SUAS TAREFAS:
**A.** No texto sobre Assim Morrem os Bravos, quanto Arnold Laven pagou por semana a Sam Peckinpah para desenvolver o roteiro?
**B.** Reproduza sem alterações o trecho do texto sobre Assim Morrem os Bravos que começa em "ASSIM MORREM OS" e termina em "Laven, de óculos.".

TEXTO EXTRAÍDO:
____

ASSIM MORREM OS BRAVOS (THE GLORY GUYS) – A CAVALARIA EM MAIS UM MASSACRE


Acima Sam Peckinpah; abaixo, na foto
menor Arthur Gardner, Jules Levy e
Arnold Laven, de óculos.
Somente meia dúzia de pessoas sabia quem era Sam Peckinpah em 1956. Aos 31 anos de idade o futuro lendário diretor era apenas um jovem roteirista em busca de oportunidades e que conseguiu trabalho após enviar alguns argumentos para os produtores da série de TV “Gunsmoke”, iniciada em 1955. Entre as muitas produtoras independentes que surgiram na virada da década de 40 para os anos 50, estava a do trio Jules Levy, Arthur Gardner e Arnold Laven. Essa produtora produziria, entre outros filmes, “O Segredo de um Amante” (com Edward G. Robinson), “Não Há Crime Sem Castigo” (com Broderick Crawford), “Deus é Meu Juiz” (com Paul Newman) e “Gerônimo/Sangue de Apache” (com Chuck Connors), todos dirigidos por Arnold Laven. Em 1956 a Levy-Gardner-Laven adquiriu os direitos cinematográficos do livro “The Dice of God”, escrito por Hoffman Birney e procurou um roteirista que não cobrasse muito caro para roteirizar a história. Arnold Laven conhecia o trabalho de Sam Peckinpah e o contratou ao preço de 500 dólares por semana para desenvolver o roteiro e Peckinpah levou quatro meses e meio para executar o trabalho. Após ficar pronto, no entanto, o roteiro foi deixado de lado pelo trio de produtores que se desinteressou de filmá-lo. Tudo mudaria depois do êxito de “Pistoleiros do Entardecer” (Ride the High Country), filme de 1962 que fez de Peckinpah o mais promissor diretor de Hollywood. Foi então que o trio Levy-Gardner-Laven se lembrou que poderia faturar algum dinheiro usando o nome de Peckinpah sem ter que lhe pagar nada. Como? Filmando o roteiro por ele escrito quase dez anos antes e que recebeu o título de “The Glory Guys”, por sinal história muito parecida com “Juramento de Vingança” (Major Dundee) que Peckinpah havia filmado entre fevereiro e abril de 1964. Além disso alguns dos atores que atuaram em “Major Dundee”, como Slim Pickens, Michael Anderson Jr. e Senta Berger foram contratados para o elenco de “The Glory Guys”. “Major Dundee” teve custo final de quatro milhões e meio de dólares, enquanto o orçamento para “The Glory Guys” foi de um milhão e meio de dólares, quantia enorme para os padrões da produtora Levy-Gardner-Laven.


Acima Andrew Duggan; abaixo
Tom Tryon e Harve Presnell.

____

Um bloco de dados
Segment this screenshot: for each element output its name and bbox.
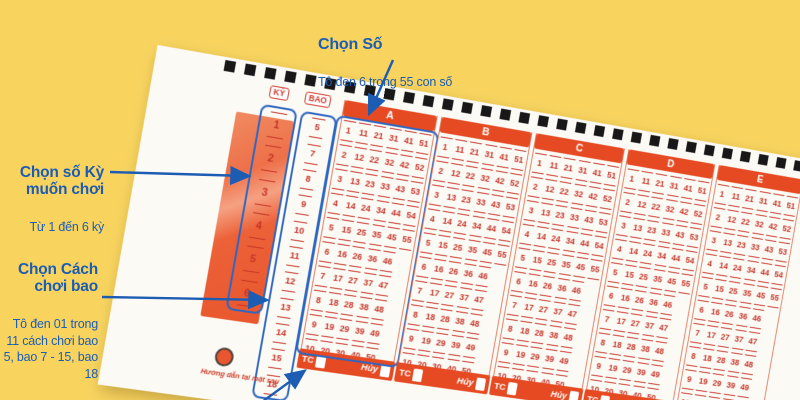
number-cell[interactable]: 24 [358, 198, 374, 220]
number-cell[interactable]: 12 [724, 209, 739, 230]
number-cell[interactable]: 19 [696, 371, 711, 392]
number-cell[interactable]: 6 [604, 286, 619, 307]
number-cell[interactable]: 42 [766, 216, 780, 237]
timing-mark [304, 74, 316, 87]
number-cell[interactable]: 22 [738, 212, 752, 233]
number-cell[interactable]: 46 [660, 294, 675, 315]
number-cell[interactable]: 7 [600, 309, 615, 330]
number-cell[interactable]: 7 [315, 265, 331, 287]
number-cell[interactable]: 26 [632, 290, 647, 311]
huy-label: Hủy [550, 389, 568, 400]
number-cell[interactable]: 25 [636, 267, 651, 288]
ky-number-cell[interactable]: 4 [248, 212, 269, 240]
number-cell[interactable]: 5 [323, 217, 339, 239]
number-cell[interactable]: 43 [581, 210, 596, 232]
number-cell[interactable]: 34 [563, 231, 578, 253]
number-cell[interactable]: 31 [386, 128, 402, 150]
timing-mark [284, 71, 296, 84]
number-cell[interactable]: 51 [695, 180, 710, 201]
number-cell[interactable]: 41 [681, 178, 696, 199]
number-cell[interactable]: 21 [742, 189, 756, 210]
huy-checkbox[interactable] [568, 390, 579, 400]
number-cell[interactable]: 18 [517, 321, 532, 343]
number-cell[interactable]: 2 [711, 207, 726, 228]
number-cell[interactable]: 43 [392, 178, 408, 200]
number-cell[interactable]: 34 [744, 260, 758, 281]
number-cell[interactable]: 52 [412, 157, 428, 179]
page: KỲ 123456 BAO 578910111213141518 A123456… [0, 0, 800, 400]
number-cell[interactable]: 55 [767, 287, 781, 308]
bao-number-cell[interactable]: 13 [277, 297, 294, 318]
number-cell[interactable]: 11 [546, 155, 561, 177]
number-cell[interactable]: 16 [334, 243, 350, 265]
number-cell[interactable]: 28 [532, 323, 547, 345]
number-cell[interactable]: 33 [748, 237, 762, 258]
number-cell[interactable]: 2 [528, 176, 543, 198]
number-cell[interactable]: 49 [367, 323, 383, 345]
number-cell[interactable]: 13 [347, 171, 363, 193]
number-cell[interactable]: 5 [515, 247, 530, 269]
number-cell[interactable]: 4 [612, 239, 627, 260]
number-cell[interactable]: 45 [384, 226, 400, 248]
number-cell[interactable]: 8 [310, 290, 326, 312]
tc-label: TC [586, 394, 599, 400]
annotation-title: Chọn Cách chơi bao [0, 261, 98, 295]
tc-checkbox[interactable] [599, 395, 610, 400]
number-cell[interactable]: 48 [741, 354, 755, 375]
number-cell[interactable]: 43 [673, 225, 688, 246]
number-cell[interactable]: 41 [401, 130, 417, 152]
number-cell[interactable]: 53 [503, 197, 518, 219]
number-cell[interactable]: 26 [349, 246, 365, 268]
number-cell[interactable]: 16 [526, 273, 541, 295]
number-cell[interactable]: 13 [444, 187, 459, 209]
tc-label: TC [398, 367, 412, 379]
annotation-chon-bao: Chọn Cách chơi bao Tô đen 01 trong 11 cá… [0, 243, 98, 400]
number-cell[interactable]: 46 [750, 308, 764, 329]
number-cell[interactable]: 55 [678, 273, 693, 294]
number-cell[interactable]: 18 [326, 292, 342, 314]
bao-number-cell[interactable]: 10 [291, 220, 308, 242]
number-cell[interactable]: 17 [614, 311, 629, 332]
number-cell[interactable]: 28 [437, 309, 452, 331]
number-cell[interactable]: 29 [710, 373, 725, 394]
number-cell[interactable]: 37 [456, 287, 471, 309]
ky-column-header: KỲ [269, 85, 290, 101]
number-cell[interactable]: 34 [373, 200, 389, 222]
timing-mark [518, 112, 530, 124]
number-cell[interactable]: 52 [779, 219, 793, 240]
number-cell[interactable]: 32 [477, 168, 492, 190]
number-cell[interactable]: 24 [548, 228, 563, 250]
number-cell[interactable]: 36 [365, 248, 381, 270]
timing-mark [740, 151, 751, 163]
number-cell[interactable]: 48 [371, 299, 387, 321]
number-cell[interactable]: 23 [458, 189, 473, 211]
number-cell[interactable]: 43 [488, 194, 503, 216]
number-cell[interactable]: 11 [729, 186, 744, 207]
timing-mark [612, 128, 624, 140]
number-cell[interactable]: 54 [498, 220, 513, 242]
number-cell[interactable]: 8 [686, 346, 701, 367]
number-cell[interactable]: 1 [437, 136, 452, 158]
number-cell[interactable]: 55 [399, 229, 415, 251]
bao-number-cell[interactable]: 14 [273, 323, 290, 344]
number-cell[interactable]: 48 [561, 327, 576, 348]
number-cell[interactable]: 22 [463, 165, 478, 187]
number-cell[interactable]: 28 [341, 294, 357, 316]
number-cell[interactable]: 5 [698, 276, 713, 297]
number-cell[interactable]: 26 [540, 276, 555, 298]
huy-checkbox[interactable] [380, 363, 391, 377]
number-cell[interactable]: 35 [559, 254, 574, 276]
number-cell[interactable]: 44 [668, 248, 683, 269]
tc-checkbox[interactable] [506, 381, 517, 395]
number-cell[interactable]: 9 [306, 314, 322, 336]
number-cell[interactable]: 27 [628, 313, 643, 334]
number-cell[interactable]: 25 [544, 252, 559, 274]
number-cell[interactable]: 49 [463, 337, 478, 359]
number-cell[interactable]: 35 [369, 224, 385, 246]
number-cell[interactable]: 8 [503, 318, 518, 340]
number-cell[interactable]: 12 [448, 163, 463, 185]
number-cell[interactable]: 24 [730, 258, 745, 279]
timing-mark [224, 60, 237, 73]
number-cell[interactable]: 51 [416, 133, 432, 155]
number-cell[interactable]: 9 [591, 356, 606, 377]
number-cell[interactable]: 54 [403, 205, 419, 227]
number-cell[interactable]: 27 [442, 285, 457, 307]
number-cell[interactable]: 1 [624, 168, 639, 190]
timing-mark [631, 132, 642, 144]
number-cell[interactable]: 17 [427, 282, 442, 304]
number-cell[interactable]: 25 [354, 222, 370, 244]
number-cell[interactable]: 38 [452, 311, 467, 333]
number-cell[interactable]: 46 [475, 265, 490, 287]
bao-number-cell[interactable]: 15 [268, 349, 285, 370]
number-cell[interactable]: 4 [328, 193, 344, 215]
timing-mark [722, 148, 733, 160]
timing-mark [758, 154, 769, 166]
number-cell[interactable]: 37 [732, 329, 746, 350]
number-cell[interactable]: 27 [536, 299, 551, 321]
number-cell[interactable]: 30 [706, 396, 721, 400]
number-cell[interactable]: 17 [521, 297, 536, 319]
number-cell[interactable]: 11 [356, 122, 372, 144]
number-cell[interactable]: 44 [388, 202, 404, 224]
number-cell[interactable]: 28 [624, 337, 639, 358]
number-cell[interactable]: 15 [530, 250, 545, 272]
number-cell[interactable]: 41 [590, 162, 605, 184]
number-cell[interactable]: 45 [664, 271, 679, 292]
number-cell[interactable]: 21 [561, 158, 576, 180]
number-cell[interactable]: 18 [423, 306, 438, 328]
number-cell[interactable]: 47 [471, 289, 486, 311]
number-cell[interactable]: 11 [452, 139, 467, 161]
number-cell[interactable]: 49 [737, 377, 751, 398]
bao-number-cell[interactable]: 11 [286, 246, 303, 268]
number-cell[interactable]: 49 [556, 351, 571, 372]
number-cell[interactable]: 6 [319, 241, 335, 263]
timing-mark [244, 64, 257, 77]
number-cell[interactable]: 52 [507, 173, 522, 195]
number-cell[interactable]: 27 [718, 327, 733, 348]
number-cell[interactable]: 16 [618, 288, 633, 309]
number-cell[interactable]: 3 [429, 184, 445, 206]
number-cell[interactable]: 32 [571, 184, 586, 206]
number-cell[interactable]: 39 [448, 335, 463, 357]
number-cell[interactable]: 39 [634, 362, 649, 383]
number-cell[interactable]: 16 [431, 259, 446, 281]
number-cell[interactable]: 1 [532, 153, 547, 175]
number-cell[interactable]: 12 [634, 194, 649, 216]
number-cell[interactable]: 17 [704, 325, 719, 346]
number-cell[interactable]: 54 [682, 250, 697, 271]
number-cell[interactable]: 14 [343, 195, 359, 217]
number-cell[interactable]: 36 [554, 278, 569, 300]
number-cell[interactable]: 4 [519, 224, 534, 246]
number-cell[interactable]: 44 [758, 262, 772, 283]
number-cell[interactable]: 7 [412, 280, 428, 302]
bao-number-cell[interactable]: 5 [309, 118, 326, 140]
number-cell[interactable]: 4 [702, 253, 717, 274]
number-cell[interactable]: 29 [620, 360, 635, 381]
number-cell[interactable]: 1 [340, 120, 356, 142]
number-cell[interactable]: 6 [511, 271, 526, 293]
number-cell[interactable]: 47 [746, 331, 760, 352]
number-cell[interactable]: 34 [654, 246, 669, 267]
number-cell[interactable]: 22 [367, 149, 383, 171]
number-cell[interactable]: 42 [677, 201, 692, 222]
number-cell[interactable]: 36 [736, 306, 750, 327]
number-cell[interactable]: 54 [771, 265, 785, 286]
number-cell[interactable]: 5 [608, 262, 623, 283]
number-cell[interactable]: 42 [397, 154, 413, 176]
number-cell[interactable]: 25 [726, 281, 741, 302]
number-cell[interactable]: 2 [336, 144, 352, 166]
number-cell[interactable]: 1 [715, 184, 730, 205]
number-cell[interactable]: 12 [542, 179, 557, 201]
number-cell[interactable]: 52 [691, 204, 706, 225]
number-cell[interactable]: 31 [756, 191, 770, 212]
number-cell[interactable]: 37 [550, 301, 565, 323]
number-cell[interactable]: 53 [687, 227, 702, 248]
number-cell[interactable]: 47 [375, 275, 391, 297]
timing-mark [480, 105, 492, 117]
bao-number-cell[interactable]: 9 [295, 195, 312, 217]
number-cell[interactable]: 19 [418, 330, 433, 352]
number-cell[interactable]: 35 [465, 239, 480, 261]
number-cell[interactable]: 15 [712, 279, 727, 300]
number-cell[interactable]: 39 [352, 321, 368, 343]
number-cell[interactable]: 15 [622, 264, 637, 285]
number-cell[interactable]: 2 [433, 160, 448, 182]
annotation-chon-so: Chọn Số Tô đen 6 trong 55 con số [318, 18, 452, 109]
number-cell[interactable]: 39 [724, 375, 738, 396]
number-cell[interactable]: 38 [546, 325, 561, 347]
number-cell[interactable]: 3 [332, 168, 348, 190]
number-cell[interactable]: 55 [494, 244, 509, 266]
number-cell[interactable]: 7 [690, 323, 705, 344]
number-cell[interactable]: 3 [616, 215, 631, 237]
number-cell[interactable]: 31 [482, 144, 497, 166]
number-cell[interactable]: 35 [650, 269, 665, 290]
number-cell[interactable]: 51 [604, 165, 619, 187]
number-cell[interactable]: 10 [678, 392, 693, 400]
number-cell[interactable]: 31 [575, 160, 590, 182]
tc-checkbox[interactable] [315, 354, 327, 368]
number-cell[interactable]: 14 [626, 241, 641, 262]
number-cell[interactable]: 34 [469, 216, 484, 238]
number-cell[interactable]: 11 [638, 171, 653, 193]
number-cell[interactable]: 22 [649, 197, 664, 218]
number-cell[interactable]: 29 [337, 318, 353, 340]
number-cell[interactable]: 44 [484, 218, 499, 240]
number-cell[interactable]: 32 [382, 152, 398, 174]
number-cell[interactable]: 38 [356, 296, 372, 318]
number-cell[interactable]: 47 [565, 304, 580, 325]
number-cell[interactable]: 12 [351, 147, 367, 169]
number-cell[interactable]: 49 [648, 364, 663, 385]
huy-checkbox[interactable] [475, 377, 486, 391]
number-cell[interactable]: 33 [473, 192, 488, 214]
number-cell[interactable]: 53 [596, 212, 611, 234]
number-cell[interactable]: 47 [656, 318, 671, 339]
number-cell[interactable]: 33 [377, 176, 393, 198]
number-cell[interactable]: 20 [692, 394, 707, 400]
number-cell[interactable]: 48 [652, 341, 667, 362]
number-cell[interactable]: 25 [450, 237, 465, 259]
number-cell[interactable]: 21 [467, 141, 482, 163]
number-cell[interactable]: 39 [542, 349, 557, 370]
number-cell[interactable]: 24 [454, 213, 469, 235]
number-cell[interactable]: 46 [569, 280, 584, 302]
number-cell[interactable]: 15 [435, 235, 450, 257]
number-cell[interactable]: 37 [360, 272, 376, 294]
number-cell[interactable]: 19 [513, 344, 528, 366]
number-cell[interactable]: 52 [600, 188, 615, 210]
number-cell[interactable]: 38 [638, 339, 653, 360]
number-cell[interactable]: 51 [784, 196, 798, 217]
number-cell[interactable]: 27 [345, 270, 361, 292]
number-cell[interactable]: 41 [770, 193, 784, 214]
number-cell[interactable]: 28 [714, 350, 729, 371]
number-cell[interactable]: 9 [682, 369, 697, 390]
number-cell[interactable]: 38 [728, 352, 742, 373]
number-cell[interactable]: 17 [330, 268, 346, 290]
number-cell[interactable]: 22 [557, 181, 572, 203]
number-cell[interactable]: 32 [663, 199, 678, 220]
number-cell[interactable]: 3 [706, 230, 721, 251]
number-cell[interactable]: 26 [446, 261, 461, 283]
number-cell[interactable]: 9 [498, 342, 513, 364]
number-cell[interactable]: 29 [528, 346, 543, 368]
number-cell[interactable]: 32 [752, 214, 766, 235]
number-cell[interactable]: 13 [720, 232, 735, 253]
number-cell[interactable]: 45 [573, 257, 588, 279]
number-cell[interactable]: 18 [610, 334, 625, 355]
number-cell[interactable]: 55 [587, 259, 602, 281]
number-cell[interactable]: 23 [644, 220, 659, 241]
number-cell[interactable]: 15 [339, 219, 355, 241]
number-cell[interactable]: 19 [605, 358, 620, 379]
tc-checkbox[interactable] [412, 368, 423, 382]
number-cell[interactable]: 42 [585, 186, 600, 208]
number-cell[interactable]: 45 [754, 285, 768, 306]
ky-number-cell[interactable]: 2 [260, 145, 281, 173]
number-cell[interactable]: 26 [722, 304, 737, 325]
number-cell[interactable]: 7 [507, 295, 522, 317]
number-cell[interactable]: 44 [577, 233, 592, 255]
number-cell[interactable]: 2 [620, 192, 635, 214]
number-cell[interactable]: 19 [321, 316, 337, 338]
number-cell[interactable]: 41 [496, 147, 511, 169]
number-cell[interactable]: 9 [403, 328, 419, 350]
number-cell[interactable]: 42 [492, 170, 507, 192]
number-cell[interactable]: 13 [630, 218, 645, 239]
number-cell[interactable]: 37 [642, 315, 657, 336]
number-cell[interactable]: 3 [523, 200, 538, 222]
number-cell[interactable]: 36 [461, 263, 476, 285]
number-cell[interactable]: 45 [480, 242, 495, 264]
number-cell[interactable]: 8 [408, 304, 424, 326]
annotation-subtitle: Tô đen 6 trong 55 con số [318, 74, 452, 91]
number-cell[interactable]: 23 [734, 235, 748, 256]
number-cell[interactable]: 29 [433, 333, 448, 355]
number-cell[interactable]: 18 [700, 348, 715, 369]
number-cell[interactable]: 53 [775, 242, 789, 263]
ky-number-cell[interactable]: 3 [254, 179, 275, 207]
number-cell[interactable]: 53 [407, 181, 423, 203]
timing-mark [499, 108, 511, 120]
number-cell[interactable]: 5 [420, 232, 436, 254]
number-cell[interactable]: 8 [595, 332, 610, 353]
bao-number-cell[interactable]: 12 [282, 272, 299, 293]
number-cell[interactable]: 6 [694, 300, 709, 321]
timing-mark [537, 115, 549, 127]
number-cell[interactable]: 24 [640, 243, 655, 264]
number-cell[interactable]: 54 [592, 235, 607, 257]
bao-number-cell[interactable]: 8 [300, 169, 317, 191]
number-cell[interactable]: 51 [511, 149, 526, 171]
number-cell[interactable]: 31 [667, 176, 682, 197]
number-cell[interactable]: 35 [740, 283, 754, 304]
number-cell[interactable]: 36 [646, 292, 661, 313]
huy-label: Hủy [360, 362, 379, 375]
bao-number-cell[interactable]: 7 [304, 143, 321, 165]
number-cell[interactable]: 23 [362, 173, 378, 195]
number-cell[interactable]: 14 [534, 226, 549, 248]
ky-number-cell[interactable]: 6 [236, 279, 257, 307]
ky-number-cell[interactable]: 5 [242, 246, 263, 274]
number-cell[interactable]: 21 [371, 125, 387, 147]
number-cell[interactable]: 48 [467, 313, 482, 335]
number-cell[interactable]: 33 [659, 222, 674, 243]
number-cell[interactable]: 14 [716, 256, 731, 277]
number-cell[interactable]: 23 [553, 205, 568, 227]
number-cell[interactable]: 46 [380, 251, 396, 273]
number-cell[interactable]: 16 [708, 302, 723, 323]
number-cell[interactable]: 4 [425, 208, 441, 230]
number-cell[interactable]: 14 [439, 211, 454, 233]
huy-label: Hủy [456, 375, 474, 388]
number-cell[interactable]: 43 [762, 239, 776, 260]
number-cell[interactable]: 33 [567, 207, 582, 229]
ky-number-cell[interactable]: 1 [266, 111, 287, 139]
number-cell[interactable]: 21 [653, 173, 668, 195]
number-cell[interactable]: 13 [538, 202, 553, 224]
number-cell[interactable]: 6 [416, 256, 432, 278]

____

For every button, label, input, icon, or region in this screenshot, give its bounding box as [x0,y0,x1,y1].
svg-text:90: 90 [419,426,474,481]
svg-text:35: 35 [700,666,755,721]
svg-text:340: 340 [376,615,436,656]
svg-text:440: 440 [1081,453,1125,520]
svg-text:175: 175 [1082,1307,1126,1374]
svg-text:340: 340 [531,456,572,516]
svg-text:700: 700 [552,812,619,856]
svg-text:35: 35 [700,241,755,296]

____

RESPOSTAS DOS EXERCÍCIOS:
**A.** 500 dólares por semana.

**B.**
ASSIM MORREM OS BRAVOS (THE GLORY GUYS) – A CAVALARIA EM MAIS UM MASSACRE


Acima Sam Peckinpah; abaixo, na foto
menor Arthur Gardner, Jules Levy e
Arnold Laven, de óculos.